• STATED EXERCISE: Extract everything from the first row below down to the row containing "category-label: 40–54 Jahre, Alte BL xyxy=(88,363,255,383)", both included, and reproduce those rows verbatim.

(Box annotation data)

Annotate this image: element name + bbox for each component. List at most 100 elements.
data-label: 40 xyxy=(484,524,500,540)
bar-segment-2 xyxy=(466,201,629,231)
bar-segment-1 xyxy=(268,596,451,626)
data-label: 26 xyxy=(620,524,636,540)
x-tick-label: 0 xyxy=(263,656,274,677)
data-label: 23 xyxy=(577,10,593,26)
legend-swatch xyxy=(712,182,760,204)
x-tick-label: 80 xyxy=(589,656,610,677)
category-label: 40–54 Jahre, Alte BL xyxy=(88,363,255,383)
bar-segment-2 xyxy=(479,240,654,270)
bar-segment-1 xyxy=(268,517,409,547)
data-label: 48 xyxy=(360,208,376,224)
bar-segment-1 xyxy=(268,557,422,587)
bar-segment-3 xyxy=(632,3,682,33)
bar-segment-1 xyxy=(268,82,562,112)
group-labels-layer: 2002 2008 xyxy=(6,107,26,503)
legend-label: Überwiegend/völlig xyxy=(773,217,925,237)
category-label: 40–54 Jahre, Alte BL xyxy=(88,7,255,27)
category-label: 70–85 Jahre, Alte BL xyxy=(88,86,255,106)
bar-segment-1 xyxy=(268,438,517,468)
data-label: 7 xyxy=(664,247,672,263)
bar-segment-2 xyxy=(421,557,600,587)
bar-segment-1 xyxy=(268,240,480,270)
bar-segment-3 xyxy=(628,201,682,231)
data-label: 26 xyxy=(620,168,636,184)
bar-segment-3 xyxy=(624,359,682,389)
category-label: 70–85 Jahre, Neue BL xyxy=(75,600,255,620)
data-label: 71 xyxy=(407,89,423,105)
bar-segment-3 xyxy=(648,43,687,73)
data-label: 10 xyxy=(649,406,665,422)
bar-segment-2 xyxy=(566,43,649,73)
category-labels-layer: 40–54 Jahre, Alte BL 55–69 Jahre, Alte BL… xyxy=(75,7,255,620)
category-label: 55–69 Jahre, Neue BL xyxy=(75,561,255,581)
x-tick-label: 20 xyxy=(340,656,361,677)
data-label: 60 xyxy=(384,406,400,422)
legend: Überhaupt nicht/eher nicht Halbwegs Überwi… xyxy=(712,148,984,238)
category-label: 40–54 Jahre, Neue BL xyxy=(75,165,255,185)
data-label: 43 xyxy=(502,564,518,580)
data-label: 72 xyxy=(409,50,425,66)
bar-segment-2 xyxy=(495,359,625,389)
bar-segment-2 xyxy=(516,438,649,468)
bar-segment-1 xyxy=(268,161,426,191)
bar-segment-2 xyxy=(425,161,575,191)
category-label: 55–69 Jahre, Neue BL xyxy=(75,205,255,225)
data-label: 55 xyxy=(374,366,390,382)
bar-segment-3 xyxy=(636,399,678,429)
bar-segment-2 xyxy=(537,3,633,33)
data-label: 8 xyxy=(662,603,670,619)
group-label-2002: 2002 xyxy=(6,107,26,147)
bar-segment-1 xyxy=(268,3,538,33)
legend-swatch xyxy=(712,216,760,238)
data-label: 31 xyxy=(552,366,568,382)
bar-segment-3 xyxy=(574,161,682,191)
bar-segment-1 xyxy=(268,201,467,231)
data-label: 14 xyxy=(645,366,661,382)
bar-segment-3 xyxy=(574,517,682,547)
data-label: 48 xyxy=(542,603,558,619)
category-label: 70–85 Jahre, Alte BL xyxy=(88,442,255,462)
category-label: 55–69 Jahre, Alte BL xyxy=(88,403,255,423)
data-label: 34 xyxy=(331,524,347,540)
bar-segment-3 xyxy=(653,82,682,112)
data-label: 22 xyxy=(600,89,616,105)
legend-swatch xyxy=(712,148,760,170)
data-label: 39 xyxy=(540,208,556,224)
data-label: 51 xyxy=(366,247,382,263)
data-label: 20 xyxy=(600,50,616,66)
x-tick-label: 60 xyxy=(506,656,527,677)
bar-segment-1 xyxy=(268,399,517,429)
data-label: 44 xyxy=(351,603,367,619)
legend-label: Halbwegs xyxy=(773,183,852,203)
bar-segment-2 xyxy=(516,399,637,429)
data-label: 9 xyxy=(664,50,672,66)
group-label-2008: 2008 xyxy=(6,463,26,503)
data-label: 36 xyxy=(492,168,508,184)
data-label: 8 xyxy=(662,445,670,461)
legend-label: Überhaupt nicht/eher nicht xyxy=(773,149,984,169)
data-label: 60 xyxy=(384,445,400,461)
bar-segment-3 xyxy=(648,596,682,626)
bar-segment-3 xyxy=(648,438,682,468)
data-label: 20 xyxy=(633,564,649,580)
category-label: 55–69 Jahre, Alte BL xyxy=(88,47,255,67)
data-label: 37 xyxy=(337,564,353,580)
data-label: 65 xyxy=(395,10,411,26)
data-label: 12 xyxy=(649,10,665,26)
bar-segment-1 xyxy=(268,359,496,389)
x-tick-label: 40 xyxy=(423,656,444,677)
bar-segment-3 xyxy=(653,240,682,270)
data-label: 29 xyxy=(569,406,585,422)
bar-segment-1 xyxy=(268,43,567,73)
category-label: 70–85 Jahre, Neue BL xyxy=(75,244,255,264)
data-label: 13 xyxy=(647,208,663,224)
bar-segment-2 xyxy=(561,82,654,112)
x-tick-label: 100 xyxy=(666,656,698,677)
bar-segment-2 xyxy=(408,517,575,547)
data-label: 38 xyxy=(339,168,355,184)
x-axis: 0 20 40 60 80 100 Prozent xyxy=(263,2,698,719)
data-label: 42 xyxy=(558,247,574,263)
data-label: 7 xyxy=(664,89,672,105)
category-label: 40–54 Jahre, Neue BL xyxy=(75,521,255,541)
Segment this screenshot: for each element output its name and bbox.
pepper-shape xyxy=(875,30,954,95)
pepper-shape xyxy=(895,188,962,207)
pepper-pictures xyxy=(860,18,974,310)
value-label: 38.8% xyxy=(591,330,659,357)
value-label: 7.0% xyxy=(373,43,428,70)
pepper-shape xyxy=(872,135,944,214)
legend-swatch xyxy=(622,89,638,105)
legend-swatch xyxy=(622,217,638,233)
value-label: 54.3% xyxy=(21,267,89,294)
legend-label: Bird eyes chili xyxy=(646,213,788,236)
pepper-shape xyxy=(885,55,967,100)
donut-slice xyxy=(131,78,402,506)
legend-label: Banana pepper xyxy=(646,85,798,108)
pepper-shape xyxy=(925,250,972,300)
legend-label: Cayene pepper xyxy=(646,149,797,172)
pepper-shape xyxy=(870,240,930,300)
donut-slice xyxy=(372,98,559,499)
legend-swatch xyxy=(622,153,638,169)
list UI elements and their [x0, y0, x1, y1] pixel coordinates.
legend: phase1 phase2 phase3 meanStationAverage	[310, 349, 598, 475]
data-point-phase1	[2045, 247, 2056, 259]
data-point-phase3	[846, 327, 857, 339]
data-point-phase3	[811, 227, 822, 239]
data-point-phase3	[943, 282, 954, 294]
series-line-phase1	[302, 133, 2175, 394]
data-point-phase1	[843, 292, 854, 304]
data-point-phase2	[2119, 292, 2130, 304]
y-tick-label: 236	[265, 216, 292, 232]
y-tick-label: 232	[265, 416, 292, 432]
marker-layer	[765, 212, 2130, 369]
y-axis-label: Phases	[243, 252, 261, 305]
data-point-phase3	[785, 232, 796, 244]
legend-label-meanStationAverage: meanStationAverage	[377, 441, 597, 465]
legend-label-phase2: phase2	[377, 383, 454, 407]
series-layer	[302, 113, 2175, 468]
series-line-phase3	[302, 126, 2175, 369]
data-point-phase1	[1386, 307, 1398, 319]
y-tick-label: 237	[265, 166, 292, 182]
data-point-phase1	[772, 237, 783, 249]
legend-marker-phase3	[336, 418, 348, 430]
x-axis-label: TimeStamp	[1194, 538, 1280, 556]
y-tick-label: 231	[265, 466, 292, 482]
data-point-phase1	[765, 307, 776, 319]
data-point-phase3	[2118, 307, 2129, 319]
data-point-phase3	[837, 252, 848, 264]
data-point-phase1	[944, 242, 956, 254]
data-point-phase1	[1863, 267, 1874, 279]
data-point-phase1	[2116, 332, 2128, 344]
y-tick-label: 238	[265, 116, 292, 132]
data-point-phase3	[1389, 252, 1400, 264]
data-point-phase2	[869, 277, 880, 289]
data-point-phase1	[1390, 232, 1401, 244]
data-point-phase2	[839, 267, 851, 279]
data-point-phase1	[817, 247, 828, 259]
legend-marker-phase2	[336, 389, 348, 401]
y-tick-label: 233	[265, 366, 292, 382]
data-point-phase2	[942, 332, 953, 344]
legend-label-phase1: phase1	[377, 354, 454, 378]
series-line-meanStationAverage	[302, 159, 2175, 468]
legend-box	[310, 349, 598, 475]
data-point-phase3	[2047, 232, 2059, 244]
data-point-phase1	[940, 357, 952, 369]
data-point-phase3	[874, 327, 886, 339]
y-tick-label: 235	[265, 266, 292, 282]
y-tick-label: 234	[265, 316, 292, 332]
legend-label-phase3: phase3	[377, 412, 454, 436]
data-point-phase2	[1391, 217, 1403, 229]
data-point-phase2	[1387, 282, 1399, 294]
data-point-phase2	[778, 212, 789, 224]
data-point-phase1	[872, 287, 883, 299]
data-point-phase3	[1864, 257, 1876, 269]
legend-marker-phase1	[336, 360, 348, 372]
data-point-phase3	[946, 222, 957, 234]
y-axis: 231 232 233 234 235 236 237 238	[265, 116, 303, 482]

• RESULT FOR THIS EXERCISE:
Annotate this image: element name + bbox for each component. List at most 100 elements.
data-label: 40 xyxy=(484,524,500,540)
bar-segment-2 xyxy=(466,201,629,231)
bar-segment-1 xyxy=(268,596,451,626)
data-label: 26 xyxy=(620,524,636,540)
x-tick-label: 0 xyxy=(263,656,274,677)
data-label: 23 xyxy=(577,10,593,26)
legend-swatch xyxy=(712,182,760,204)
x-tick-label: 80 xyxy=(589,656,610,677)
category-label: 40–54 Jahre, Alte BL xyxy=(88,363,255,383)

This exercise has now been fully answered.